---- Supplied material

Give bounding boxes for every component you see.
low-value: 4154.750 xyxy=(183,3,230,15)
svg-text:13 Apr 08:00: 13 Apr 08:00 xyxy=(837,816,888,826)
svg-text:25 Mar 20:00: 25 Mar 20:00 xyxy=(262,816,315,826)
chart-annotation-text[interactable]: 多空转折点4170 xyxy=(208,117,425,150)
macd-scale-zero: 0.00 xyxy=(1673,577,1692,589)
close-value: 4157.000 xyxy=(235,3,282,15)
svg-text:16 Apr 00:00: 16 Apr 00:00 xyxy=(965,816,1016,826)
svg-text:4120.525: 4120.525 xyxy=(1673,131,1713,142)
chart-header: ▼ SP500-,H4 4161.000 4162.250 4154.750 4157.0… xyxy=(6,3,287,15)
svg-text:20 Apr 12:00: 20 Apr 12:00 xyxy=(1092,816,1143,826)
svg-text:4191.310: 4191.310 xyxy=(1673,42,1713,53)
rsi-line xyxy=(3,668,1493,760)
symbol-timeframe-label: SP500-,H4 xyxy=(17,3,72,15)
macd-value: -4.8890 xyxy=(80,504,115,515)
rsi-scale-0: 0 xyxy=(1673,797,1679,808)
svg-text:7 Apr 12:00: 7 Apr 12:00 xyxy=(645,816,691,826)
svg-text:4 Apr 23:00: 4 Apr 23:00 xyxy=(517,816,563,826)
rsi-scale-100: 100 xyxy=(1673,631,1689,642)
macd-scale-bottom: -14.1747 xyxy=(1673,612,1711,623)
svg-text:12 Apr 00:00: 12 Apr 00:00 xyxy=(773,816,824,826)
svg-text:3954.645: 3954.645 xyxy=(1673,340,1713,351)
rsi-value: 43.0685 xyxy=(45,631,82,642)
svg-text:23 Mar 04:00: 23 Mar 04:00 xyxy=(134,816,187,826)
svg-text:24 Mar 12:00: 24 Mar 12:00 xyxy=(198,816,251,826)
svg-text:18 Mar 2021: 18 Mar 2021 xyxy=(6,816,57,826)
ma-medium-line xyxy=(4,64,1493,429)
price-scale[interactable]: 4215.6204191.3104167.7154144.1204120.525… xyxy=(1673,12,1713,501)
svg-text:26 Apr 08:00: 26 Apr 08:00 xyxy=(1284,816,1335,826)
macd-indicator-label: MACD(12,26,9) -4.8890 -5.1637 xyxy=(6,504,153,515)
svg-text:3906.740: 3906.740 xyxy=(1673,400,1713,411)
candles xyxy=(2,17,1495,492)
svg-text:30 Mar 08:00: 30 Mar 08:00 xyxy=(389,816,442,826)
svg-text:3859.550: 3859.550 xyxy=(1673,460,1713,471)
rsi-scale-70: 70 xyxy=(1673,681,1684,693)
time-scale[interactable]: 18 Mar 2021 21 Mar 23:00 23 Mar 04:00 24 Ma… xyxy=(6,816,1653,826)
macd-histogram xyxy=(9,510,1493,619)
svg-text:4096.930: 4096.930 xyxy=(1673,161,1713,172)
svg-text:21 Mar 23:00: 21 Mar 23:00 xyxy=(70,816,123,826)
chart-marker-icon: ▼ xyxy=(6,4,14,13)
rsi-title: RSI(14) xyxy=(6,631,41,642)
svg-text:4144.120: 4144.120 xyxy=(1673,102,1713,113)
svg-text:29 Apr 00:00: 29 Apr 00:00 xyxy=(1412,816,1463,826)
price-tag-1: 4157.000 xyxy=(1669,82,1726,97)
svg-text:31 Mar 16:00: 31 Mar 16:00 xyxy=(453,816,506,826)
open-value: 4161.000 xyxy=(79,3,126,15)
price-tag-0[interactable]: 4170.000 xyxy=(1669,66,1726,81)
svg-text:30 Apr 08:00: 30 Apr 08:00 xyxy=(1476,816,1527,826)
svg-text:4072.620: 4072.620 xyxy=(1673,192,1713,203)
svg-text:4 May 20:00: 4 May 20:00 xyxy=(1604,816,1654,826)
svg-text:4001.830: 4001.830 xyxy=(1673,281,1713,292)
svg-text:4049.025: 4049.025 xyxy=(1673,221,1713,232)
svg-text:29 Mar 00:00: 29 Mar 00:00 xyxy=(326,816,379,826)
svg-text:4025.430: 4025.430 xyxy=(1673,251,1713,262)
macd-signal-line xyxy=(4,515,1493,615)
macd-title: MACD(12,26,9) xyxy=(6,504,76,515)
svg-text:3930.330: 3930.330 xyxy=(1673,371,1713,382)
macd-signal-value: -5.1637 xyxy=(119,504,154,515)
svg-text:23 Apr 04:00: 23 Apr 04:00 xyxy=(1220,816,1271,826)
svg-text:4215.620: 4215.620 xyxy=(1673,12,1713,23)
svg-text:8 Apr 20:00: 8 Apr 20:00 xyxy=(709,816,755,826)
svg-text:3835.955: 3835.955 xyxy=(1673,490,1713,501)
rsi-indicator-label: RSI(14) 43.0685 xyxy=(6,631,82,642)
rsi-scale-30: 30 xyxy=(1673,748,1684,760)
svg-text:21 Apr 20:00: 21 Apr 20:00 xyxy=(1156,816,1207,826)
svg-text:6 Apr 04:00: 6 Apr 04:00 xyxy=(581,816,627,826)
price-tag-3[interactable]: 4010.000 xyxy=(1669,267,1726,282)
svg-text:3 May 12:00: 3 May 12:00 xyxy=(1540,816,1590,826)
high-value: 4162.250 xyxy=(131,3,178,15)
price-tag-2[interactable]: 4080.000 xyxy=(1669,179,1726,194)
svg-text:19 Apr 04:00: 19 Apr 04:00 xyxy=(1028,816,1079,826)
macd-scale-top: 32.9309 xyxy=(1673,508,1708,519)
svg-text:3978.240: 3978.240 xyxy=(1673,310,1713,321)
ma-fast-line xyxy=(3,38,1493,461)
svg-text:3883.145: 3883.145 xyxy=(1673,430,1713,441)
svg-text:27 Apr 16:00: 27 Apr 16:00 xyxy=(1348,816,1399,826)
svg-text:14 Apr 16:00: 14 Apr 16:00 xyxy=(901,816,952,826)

--------

What you should do :: Can you rename "svg-text" to "axis-label" everywhere in the listing above and give back every line with nothing else altered?

Answer to the problem ::
Give bounding boxes for every component you see.
low-value: 4154.750 xyxy=(183,3,230,15)
axis-label:13 Apr 08:00: 13 Apr 08:00 xyxy=(837,816,888,826)
axis-label:25 Mar 20:00: 25 Mar 20:00 xyxy=(262,816,315,826)
chart-annotation-text[interactable]: 多空转折点4170 xyxy=(208,117,425,150)
macd-scale-zero: 0.00 xyxy=(1673,577,1692,589)
close-value: 4157.000 xyxy=(235,3,282,15)
axis-label:16 Apr 00:00: 16 Apr 00:00 xyxy=(965,816,1016,826)
axis-label:4120.525: 4120.525 xyxy=(1673,131,1713,142)
chart-header: ▼ SP500-,H4 4161.000 4162.250 4154.750 4157.0… xyxy=(6,3,287,15)
axis-label:20 Apr 12:00: 20 Apr 12:00 xyxy=(1092,816,1143,826)
axis-label:4191.310: 4191.310 xyxy=(1673,42,1713,53)
rsi-line xyxy=(3,668,1493,760)
symbol-timeframe-label: SP500-,H4 xyxy=(17,3,72,15)
macd-value: -4.8890 xyxy=(80,504,115,515)
rsi-scale-0: 0 xyxy=(1673,797,1679,808)
axis-label:7 Apr 12:00: 7 Apr 12:00 xyxy=(645,816,691,826)
axis-label:4 Apr 23:00: 4 Apr 23:00 xyxy=(517,816,563,826)
rsi-scale-100: 100 xyxy=(1673,631,1689,642)
macd-scale-bottom: -14.1747 xyxy=(1673,612,1711,623)
axis-label:12 Apr 00:00: 12 Apr 00:00 xyxy=(773,816,824,826)
axis-label:3954.645: 3954.645 xyxy=(1673,340,1713,351)
rsi-value: 43.0685 xyxy=(45,631,82,642)
axis-label:23 Mar 04:00: 23 Mar 04:00 xyxy=(134,816,187,826)
axis-label:24 Mar 12:00: 24 Mar 12:00 xyxy=(198,816,251,826)
axis-label:18 Mar 2021: 18 Mar 2021 xyxy=(6,816,57,826)
ma-medium-line xyxy=(4,64,1493,429)
price-scale[interactable]: 4215.6204191.3104167.7154144.1204120.525… xyxy=(1673,12,1713,501)
axis-label:26 Apr 08:00: 26 Apr 08:00 xyxy=(1284,816,1335,826)
macd-indicator-label: MACD(12,26,9) -4.8890 -5.1637 xyxy=(6,504,153,515)
axis-label:3906.740: 3906.740 xyxy=(1673,400,1713,411)
candles xyxy=(2,17,1495,492)
axis-label:30 Mar 08:00: 30 Mar 08:00 xyxy=(389,816,442,826)
axis-label:3859.550: 3859.550 xyxy=(1673,460,1713,471)
rsi-scale-70: 70 xyxy=(1673,681,1684,693)
time-scale[interactable]: 18 Mar 2021 21 Mar 23:00 23 Mar 04:00 24 Ma… xyxy=(6,816,1653,826)
macd-histogram xyxy=(9,510,1493,619)
axis-label:4096.930: 4096.930 xyxy=(1673,161,1713,172)
axis-label:21 Mar 23:00: 21 Mar 23:00 xyxy=(70,816,123,826)
chart-marker-icon: ▼ xyxy=(6,4,14,13)
rsi-title: RSI(14) xyxy=(6,631,41,642)
axis-label:4144.120: 4144.120 xyxy=(1673,102,1713,113)
axis-label:29 Apr 00:00: 29 Apr 00:00 xyxy=(1412,816,1463,826)
price-tag-1: 4157.000 xyxy=(1669,82,1726,97)
axis-label:31 Mar 16:00: 31 Mar 16:00 xyxy=(453,816,506,826)
open-value: 4161.000 xyxy=(79,3,126,15)
price-tag-0[interactable]: 4170.000 xyxy=(1669,66,1726,81)
axis-label:30 Apr 08:00: 30 Apr 08:00 xyxy=(1476,816,1527,826)
axis-label:4072.620: 4072.620 xyxy=(1673,192,1713,203)
axis-label:4 May 20:00: 4 May 20:00 xyxy=(1604,816,1654,826)
axis-label:4001.830: 4001.830 xyxy=(1673,281,1713,292)
axis-label:4049.025: 4049.025 xyxy=(1673,221,1713,232)
axis-label:29 Mar 00:00: 29 Mar 00:00 xyxy=(326,816,379,826)
axis-label:4025.430: 4025.430 xyxy=(1673,251,1713,262)
macd-signal-line xyxy=(4,515,1493,615)
macd-title: MACD(12,26,9) xyxy=(6,504,76,515)
axis-label:3930.330: 3930.330 xyxy=(1673,371,1713,382)
macd-signal-value: -5.1637 xyxy=(119,504,154,515)
axis-label:23 Apr 04:00: 23 Apr 04:00 xyxy=(1220,816,1271,826)
axis-label:4215.620: 4215.620 xyxy=(1673,12,1713,23)
axis-label:8 Apr 20:00: 8 Apr 20:00 xyxy=(709,816,755,826)
axis-label:3835.955: 3835.955 xyxy=(1673,490,1713,501)
rsi-indicator-label: RSI(14) 43.0685 xyxy=(6,631,82,642)
rsi-scale-30: 30 xyxy=(1673,748,1684,760)
axis-label:21 Apr 20:00: 21 Apr 20:00 xyxy=(1156,816,1207,826)
axis-label:6 Apr 04:00: 6 Apr 04:00 xyxy=(581,816,627,826)
price-tag-3[interactable]: 4010.000 xyxy=(1669,267,1726,282)
axis-label:3 May 12:00: 3 May 12:00 xyxy=(1540,816,1590,826)
high-value: 4162.250 xyxy=(131,3,178,15)
price-tag-2[interactable]: 4080.000 xyxy=(1669,179,1726,194)
axis-label:19 Apr 04:00: 19 Apr 04:00 xyxy=(1028,816,1079,826)
macd-scale-top: 32.9309 xyxy=(1673,508,1708,519)
axis-label:3978.240: 3978.240 xyxy=(1673,310,1713,321)
ma-fast-line xyxy=(3,38,1493,461)
axis-label:3883.145: 3883.145 xyxy=(1673,430,1713,441)
axis-label:27 Apr 16:00: 27 Apr 16:00 xyxy=(1348,816,1399,826)
axis-label:14 Apr 16:00: 14 Apr 16:00 xyxy=(901,816,952,826)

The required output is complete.